INPUT FOR THIS TASK:
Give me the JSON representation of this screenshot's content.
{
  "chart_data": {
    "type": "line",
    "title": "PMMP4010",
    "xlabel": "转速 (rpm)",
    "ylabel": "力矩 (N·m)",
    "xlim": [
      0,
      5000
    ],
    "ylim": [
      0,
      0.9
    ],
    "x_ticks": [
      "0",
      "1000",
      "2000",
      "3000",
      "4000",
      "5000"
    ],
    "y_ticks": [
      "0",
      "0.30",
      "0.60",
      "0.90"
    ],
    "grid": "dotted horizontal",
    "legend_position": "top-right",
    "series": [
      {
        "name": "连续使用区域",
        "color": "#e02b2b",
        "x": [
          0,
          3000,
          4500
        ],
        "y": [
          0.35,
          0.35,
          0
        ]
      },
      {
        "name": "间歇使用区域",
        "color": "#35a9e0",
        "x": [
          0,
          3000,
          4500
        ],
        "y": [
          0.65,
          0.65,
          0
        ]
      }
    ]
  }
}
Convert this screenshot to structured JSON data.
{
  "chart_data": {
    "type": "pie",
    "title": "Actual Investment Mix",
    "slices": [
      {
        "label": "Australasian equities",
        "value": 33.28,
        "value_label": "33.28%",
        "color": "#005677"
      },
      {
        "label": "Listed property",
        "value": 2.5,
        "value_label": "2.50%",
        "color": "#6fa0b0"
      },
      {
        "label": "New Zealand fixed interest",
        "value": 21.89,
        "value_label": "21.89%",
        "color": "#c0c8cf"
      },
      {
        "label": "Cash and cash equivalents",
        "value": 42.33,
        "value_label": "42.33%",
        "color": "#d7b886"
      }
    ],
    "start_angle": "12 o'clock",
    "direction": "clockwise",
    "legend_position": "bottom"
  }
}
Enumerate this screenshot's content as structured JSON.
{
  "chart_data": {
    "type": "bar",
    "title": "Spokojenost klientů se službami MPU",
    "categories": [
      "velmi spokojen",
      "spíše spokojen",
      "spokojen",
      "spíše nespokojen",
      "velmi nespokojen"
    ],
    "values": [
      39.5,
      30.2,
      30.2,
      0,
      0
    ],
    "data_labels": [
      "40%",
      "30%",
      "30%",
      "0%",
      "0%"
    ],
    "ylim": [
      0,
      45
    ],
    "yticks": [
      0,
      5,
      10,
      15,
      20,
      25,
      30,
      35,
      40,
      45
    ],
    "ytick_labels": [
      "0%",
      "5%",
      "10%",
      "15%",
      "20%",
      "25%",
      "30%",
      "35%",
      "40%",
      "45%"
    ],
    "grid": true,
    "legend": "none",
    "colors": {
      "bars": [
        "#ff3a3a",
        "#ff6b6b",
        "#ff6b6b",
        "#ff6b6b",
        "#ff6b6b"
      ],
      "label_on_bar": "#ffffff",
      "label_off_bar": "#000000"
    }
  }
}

GIVEN TASK:
Copy every line of the records above that contains "screenshot".

RESPONSE TO THIS EXERCISE:
Give me the JSON representation of this screenshot's content.
Convert this screenshot to structured JSON data.
Enumerate this screenshot's content as structured JSON.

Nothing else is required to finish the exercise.